---------- Provided records ----------
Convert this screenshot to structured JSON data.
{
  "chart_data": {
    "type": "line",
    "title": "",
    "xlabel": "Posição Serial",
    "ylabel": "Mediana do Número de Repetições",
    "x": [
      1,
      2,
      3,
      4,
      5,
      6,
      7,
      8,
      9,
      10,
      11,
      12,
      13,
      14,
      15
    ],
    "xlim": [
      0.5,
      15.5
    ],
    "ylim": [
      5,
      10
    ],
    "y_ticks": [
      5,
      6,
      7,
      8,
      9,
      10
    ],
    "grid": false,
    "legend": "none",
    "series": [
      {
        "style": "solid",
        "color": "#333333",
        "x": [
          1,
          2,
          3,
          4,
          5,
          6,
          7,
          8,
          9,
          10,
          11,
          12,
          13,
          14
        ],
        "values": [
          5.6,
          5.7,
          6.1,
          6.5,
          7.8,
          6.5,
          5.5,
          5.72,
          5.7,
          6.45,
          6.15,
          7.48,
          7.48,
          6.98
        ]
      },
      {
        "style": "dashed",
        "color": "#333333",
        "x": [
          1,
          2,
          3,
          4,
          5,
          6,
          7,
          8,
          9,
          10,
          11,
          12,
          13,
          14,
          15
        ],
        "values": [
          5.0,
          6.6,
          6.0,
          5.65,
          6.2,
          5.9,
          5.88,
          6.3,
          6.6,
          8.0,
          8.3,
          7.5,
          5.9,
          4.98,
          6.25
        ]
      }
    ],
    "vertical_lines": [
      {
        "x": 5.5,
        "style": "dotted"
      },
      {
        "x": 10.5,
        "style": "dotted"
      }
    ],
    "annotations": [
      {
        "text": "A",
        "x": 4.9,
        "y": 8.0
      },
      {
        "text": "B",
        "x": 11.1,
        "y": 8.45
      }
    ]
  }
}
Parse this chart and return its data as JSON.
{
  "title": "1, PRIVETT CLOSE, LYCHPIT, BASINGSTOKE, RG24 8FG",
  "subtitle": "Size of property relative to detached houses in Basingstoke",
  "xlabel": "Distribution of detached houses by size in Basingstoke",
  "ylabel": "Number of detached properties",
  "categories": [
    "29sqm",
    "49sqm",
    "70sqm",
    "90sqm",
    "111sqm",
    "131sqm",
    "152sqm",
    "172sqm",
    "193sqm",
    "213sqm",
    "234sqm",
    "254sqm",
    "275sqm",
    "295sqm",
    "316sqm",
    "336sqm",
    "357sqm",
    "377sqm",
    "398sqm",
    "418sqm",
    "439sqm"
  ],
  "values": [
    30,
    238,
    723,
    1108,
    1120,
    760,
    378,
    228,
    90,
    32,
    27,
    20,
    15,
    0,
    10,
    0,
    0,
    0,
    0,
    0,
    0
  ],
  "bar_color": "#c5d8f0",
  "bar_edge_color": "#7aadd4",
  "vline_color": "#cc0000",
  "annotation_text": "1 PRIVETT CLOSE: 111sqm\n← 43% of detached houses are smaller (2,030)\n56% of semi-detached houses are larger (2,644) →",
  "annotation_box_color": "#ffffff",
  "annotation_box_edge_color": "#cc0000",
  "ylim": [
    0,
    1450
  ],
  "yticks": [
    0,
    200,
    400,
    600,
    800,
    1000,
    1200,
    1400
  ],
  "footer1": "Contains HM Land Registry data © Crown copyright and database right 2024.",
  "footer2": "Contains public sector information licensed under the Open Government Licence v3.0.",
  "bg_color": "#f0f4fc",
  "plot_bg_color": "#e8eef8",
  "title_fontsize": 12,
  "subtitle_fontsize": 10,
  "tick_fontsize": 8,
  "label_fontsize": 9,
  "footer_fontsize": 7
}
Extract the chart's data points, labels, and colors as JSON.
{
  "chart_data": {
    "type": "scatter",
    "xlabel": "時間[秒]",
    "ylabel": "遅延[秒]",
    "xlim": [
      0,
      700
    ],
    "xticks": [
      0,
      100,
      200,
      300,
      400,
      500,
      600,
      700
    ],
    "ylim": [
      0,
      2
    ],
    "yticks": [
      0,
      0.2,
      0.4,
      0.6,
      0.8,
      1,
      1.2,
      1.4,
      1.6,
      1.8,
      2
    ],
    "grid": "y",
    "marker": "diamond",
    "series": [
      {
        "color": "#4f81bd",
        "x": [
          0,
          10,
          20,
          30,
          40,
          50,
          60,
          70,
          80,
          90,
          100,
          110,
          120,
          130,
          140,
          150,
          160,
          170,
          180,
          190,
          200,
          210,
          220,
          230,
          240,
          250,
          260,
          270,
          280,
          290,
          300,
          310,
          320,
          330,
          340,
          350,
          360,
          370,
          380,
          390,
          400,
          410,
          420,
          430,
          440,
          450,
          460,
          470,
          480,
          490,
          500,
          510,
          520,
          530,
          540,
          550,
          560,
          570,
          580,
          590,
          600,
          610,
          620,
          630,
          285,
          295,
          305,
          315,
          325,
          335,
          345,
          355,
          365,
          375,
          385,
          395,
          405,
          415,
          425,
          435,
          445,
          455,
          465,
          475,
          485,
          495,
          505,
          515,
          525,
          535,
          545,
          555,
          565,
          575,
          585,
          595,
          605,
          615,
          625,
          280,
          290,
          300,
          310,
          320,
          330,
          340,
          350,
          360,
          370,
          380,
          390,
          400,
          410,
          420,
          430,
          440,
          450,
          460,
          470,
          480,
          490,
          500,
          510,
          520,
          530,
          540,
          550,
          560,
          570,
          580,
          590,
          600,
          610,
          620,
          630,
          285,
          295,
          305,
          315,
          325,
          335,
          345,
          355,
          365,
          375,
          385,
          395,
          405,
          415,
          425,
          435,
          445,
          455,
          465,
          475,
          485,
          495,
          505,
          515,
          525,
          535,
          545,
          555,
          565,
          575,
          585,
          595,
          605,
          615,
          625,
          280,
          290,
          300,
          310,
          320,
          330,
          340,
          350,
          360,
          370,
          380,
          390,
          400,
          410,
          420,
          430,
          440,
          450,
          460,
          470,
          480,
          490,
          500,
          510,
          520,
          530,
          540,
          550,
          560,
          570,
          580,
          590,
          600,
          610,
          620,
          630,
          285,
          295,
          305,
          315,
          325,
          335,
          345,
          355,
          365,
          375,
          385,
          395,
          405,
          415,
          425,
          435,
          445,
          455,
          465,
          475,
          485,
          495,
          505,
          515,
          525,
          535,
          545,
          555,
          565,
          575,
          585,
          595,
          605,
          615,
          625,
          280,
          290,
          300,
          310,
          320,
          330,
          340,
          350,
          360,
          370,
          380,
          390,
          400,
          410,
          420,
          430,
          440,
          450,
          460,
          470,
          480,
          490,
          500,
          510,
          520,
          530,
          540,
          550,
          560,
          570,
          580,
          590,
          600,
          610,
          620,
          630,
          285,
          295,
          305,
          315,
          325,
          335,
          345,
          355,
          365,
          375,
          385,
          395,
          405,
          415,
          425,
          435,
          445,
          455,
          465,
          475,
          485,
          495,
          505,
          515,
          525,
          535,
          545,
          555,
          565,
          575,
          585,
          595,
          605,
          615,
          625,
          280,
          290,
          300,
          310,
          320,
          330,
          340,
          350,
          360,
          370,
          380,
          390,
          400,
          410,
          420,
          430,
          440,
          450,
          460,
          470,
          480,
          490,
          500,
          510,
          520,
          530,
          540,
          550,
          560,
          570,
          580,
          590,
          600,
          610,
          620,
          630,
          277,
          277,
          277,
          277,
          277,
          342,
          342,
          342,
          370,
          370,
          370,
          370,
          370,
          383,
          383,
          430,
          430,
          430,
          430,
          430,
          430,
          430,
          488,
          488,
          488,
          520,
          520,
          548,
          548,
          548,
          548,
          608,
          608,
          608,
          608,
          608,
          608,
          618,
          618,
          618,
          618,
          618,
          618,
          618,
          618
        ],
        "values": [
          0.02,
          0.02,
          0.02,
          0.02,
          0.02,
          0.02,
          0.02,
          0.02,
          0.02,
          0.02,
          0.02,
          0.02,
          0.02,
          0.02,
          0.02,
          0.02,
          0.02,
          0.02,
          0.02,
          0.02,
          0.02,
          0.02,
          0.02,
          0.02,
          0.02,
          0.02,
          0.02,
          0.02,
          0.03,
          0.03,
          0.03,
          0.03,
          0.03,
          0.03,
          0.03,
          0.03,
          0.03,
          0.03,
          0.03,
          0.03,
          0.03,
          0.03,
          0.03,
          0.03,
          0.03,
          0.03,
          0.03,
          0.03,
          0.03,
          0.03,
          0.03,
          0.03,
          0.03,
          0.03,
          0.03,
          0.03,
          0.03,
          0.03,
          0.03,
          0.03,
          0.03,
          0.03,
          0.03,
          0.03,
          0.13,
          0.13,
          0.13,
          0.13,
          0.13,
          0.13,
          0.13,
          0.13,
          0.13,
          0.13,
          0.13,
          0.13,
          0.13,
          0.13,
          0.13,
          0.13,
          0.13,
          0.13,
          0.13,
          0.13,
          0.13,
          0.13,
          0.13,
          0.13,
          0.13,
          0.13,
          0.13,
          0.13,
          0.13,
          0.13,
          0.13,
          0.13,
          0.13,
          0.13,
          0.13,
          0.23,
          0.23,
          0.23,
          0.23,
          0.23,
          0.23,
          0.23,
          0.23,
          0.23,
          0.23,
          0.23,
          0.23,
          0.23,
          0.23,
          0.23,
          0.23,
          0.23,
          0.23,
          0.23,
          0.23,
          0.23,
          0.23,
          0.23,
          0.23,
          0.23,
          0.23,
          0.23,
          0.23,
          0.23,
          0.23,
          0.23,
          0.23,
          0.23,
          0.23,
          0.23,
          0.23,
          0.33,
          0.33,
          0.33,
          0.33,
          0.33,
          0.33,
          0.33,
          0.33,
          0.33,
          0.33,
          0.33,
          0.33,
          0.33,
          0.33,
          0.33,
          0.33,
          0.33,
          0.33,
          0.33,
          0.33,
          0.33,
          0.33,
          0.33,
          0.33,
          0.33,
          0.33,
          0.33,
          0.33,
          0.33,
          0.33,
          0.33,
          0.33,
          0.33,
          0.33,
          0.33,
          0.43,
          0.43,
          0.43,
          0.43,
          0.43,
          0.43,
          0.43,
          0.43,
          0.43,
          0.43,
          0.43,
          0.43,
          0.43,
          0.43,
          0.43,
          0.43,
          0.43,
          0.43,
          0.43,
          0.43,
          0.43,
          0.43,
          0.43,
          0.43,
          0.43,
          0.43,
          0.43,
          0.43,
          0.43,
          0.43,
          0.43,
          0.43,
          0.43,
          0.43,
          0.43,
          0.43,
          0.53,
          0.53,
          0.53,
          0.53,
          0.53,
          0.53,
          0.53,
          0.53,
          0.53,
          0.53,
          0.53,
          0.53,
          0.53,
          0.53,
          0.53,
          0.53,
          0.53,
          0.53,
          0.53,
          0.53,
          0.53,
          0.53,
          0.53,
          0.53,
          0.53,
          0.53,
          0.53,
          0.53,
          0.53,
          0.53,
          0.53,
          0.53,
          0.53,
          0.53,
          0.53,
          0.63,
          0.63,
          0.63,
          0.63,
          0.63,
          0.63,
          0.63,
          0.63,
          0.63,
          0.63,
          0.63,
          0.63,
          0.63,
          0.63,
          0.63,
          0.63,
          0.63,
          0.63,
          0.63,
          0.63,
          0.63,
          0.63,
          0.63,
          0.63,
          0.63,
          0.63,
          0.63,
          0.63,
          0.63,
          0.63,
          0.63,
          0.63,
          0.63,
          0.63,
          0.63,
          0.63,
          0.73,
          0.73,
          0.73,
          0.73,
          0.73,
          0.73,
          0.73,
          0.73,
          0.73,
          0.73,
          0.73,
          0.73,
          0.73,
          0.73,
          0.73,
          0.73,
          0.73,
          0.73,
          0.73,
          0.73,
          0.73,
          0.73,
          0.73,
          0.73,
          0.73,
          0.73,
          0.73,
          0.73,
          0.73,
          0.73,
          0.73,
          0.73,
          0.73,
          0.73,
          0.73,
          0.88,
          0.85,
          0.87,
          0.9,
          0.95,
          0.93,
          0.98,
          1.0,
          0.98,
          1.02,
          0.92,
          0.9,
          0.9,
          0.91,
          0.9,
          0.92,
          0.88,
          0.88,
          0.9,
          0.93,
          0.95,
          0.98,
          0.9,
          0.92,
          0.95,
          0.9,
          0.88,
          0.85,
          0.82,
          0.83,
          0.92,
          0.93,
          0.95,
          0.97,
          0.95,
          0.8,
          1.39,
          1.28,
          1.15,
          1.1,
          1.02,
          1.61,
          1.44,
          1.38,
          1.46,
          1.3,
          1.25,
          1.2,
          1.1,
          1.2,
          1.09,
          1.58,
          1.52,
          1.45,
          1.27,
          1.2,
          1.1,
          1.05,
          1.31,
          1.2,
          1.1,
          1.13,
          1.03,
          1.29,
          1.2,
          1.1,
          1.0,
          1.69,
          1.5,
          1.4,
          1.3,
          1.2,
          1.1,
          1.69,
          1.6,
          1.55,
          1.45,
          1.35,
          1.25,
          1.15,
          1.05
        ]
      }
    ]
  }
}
----------
> [Challenge] Gather all lines of the records that include the word "Contains".

> [Task solution]
  "footer1": "Contains HM Land Registry data © Crown copyright and database right 2024.",
  "footer2": "Contains public sector information licensed under the Open Government Licence v3.0.",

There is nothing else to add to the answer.